— What to produce —
Give back all the data exactly, line by line.

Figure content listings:
<<<<

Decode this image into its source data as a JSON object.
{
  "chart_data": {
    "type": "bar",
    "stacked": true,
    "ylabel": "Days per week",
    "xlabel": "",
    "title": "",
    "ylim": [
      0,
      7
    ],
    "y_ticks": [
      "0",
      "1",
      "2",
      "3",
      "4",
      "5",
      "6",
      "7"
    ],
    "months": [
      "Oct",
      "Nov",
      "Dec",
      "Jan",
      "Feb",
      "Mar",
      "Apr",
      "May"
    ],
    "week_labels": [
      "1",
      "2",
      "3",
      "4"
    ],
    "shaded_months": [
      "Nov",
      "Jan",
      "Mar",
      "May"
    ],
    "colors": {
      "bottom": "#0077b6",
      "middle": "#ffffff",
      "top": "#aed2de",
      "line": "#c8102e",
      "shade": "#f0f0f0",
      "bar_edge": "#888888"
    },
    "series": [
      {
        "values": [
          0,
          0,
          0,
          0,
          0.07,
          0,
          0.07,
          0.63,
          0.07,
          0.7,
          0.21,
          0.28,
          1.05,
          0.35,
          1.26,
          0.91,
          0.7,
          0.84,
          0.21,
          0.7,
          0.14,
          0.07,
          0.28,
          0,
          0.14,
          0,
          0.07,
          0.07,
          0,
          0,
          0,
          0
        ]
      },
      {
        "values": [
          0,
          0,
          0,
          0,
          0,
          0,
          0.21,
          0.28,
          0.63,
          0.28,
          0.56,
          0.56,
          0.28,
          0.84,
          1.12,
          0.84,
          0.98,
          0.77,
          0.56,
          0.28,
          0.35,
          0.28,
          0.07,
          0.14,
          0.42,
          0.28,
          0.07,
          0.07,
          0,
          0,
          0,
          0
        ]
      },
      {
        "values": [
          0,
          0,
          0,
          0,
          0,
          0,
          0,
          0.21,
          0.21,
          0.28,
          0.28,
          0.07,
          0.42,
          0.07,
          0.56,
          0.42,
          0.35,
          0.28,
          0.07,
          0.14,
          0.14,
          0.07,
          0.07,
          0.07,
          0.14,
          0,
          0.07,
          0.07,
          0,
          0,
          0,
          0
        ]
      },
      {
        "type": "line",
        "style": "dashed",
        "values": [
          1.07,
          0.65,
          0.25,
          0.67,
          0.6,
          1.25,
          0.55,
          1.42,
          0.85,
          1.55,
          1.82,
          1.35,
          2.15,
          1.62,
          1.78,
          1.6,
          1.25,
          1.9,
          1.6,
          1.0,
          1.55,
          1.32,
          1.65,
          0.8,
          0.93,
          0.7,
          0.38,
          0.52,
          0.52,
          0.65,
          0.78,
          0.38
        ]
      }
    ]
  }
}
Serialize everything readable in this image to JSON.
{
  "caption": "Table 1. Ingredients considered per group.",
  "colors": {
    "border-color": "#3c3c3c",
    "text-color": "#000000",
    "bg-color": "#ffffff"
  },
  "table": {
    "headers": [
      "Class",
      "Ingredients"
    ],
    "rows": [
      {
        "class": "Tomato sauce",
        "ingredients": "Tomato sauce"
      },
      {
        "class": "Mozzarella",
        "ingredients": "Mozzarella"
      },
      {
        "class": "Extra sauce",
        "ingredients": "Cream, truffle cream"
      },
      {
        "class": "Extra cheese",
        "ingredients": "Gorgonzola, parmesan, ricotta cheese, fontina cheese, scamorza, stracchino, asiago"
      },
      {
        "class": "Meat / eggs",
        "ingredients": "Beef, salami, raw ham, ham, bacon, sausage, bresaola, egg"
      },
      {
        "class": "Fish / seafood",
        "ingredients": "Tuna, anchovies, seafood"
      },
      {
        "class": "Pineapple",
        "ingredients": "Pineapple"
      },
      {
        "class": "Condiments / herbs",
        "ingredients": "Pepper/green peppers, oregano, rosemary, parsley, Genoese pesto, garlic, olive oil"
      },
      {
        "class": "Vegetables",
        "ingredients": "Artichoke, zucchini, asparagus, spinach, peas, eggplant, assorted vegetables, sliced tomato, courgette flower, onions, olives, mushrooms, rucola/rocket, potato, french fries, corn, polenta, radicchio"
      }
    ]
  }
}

>>>>

— Response —
Decode this image into its source data as a JSON object.
{
  "chart_data": {
    "type": "bar",
    "stacked": true,
    "ylabel": "Days per week",
    "xlabel": "",
    "title": "",
    "ylim": [
      0,
      7
    ],
    "y_ticks": [
      "0",
      "1",
      "2",
      "3",
      "4",
      "5",
      "6",
      "7"
    ],
    "months": [
      "Oct",
      "Nov",
      "Dec",
      "Jan",
      "Feb",
      "Mar",
      "Apr",
      "May"
    ],
    "week_labels": [
      "1",
      "2",
      "3",
      "4"
    ],
    "shaded_months": [
      "Nov",
      "Jan",
      "Mar",
      "May"
    ],
    "colors": {
      "bottom": "#0077b6",
      "middle": "#ffffff",
      "top": "#aed2de",
      "line": "#c8102e",
      "shade": "#f0f0f0",
      "bar_edge": "#888888"
    },
    "series": [
      {
        "values": [
          0,
          0,
          0,
          0,
          0.07,
          0,
          0.07,
          0.63,
          0.07,
          0.7,
          0.21,
          0.28,
          1.05,
          0.35,
          1.26,
          0.91,
          0.7,
          0.84,
          0.21,
          0.7,
          0.14,
          0.07,
          0.28,
          0,
          0.14,
          0,
          0.07,
          0.07,
          0,
          0,
          0,
          0
        ]
      },
      {
        "values": [
          0,
          0,
          0,
          0,
          0,
          0,
          0.21,
          0.28,
          0.63,
          0.28,
          0.56,
          0.56,
          0.28,
          0.84,
          1.12,
          0.84,
          0.98,
          0.77,
          0.56,
          0.28,
          0.35,
          0.28,
          0.07,
          0.14,
          0.42,
          0.28,
          0.07,
          0.07,
          0,
          0,
          0,
          0
        ]
      },
      {
        "values": [
          0,
          0,
          0,
          0,
          0,
          0,
          0,
          0.21,
          0.21,
          0.28,
          0.28,
          0.07,
          0.42,
          0.07,
          0.56,
          0.42,
          0.35,
          0.28,
          0.07,
          0.14,
          0.14,
          0.07,
          0.07,
          0.07,
          0.14,
          0,
          0.07,
          0.07,
          0,
          0,
          0,
          0
        ]
      },
      {
        "type": "line",
        "style": "dashed",
        "values": [
          1.07,
          0.65,
          0.25,
          0.67,
          0.6,
          1.25,
          0.55,
          1.42,
          0.85,
          1.55,
          1.82,
          1.35,
          2.15,
          1.62,
          1.78,
          1.6,
          1.25,
          1.9,
          1.6,
          1.0,
          1.55,
          1.32,
          1.65,
          0.8,
          0.93,
          0.7,
          0.38,
          0.52,
          0.52,
          0.65,
          0.78,
          0.38
        ]
      }
    ]
  }
}
Serialize everything readable in this image to JSON.
{
  "caption": "Table 1. Ingredients considered per group.",
  "colors": {
    "border-color": "#3c3c3c",
    "text-color": "#000000",
    "bg-color": "#ffffff"
  },
  "table": {
    "headers": [
      "Class",
      "Ingredients"
    ],
    "rows": [
      {
        "class": "Tomato sauce",
        "ingredients": "Tomato sauce"
      },
      {
        "class": "Mozzarella",
        "ingredients": "Mozzarella"
      },
      {
        "class": "Extra sauce",
        "ingredients": "Cream, truffle cream"
      },
      {
        "class": "Extra cheese",
        "ingredients": "Gorgonzola, parmesan, ricotta cheese, fontina cheese, scamorza, stracchino, asiago"
      },
      {
        "class": "Meat / eggs",
        "ingredients": "Beef, salami, raw ham, ham, bacon, sausage, bresaola, egg"
      },
      {
        "class": "Fish / seafood",
        "ingredients": "Tuna, anchovies, seafood"
      },
      {
        "class": "Pineapple",
        "ingredients": "Pineapple"
      },
      {
        "class": "Condiments / herbs",
        "ingredients": "Pepper/green peppers, oregano, rosemary, parsley, Genoese pesto, garlic, olive oil"
      },
      {
        "class": "Vegetables",
        "ingredients": "Artichoke, zucchini, asparagus, spinach, peas, eggplant, assorted vegetables, sliced tomato, courgette flower, onions, olives, mushrooms, rucola/rocket, potato, french fries, corn, polenta, radicchio"
      }
    ]
  }
}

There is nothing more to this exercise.